**WORK TASK 1**
Answer these from the passage on spring poetry:
(a) Which three themes for poetry is Robert Graves said to have named?
(b) As what did Margaret Walker observe spring?
(c) What phrase does the passage credit to Neruda?
**WORK TASK 2**
Pick up the passage on spring poetry after its final line and continue it.

**PASSAGE PROVIDED**

----------------

Poets have a close relationship to this tender season.

Spring, like poetry, makes us humble. Poets have a perennially close relationship with this cruel and tender season, a time for celebration and renewal and a reminder of our powerlessness over creation. Robert Graves is said to have remarked that there are only three themes for poetry—love, death, and the changing of the seasons—and the poetry of spring treats them all, with inspiration to spare. A tour of some of this season’s best poems, from Sappho and Basho to Countee Cullen, offers a sense of the variety and breadth of traditions, strategies, and brilliance that enrich poetry itself. Margaret Walker observed spring as a homecoming:

my Mississippi Spring—
My warm loving heart a-fire
with early greening leaves …

Neruda captured the poet’s empathy with spring in the intimate phrase “at last the eyelids of the pollen open.” Consider the memorable close to E.E. Cummings’s “o sweet spontaneous earth,” with one of the most delightful line breaks in all of free verse:

true

to the incomparable
couch of death thy
rhythmic
lover

        thou answerest

them only with

                              spring)

----------------

**Document layout analysis data**
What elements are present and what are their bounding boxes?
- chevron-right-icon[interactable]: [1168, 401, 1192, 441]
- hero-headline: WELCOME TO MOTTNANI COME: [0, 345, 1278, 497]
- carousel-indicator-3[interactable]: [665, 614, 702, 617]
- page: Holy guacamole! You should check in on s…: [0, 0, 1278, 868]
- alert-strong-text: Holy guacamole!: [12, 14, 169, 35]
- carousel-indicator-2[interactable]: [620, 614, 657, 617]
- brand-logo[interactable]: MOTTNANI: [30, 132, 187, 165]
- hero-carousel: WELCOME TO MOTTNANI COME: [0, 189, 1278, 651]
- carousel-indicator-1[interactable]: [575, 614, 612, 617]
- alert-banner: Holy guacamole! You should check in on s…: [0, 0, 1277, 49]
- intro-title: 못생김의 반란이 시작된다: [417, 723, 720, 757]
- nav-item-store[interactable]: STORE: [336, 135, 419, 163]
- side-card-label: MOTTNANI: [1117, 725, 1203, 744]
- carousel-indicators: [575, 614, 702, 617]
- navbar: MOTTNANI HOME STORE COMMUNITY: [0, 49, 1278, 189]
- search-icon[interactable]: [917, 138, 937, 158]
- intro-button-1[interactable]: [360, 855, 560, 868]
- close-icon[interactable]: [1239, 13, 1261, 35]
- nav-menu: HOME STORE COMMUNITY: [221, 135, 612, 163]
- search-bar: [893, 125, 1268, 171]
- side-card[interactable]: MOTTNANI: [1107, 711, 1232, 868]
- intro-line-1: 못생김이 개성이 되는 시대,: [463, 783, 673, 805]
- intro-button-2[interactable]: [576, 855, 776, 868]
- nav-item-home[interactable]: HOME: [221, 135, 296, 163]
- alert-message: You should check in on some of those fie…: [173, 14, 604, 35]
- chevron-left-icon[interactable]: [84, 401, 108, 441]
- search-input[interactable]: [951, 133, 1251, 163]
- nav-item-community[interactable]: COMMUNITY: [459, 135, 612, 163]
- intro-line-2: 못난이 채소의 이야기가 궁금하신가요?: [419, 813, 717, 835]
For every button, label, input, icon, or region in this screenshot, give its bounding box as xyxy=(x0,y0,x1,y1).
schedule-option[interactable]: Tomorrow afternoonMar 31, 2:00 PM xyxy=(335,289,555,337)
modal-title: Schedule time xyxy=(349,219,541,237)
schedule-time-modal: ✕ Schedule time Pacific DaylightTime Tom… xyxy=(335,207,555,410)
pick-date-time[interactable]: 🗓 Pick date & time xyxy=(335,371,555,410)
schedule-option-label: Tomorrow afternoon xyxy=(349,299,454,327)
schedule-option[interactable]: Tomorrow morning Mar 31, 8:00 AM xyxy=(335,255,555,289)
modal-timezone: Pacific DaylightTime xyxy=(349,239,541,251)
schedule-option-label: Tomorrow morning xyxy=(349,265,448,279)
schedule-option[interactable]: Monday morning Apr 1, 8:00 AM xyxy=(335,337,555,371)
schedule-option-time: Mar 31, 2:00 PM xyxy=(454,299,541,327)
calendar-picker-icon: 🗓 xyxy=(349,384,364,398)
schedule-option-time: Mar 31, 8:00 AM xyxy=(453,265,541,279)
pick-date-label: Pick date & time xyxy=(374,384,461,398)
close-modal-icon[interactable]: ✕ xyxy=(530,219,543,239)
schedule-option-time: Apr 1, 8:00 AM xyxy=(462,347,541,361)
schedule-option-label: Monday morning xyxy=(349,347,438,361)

----------------

**EXERCISE OUTPUT 1**
(a) Love, death, and the changing of the seasons.
(b) As a homecoming.
(c) "at last the eyelids of the pollen open."

**EXERCISE OUTPUT 2**
In Amy Lowell’s “Lilacs,” the poet is transformed not into the nightingale but into earth:

Heart-leaves of lilac all over New England,
Roots of lilac under all the soil of New England,
Lilac in me because I am New England.

In Japan hundreds of years earlier, the transformative power of spring can be felt through the subtler means of synesthesia, intertwining sight and smell in this haiku by Basho:

Spring air
—     woven moon
and plum scent.

However it occurs, the loss of self to the unity of spring can feel like magic. It is a season ruled by its own classical goddess, Flora, as described in Phillis Wheatley’s “On Imagination”:

Fair Flora may resume her fragrant reign,
And with her flow'ry riches deck the plain.

Centuries after Wheatley, the supernatural impulse remains for the determinedly skeptical Robert Creeley in “The Door”:

My knees were iron, I rusted in worship, of You.

For that one sings, one
writes the spring poem, one goes on walking.

For Hafez, the Sufi poet, the season is a reminder that spiritual experience rests within the moment: “This meadow is composing a tale of a spring day in May; / The serious man lets the future go and accepts the cash now.” (From “The Garden,” translated by Robert Bly). For Gerard Manley Hopkins, who became a Jesuit priest, “Spring” inspires a meditation strikingly similar to Hafez’s, this time using the framework of Eden:

What is all this juice and all this joy?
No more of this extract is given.